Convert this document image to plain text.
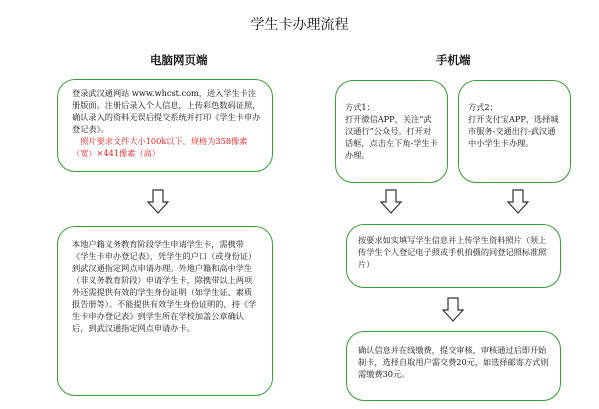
学生卡办理流程
电脑网页端	手机端
登录武汉通网站 www.whcst.com，进入学生卡注册版面。注册后录入个人信息，上传彩色数码证照，确认录入的资料无误后提交系统并打印《学生卡申办登记表》。
照片要求文件大小100k以下，规格为358像素（宽）×441像素（高）
本地户籍义务教育阶段学生申请学生卡，需携带《学生卡申办登记表》，凭学生的户口（或身份证）到武汉通指定网点申请办理。外地户籍和高中学生（非义务教育阶段）申请学生卡，除携带以上两项外还需提供有效的学生身份证明（如学生证、素质报告册等）。不能提供有效学生身份证明的，持《学生卡申办登记表》到学生所在学校加盖公章确认后，到武汉通指定网点申请办卡。

方式1：
打开微信APP，关注“武汉通行”公众号。打开对话框，点击左下角-学生卡办理。

方式2：
打开支付宝APP，选择城市服务-交通出行-武汉通中小学生卡办理。

按要求如实填写学生信息并上传学生资料照片（须上传学生个人登记电子照或手机拍摄的同登记照标准照片）
确认信息并在线缴费，提交审核，审核通过后即开始制卡，选择自取用户需交费20元，如选择邮寄方式则需缴费30元。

════════════════════

**TASK OBJECTIVE:** Only a number is wanted: how many lines of the data above contain "学生卡申办登记表"?

**ANSWER FOR THE TASK:** 2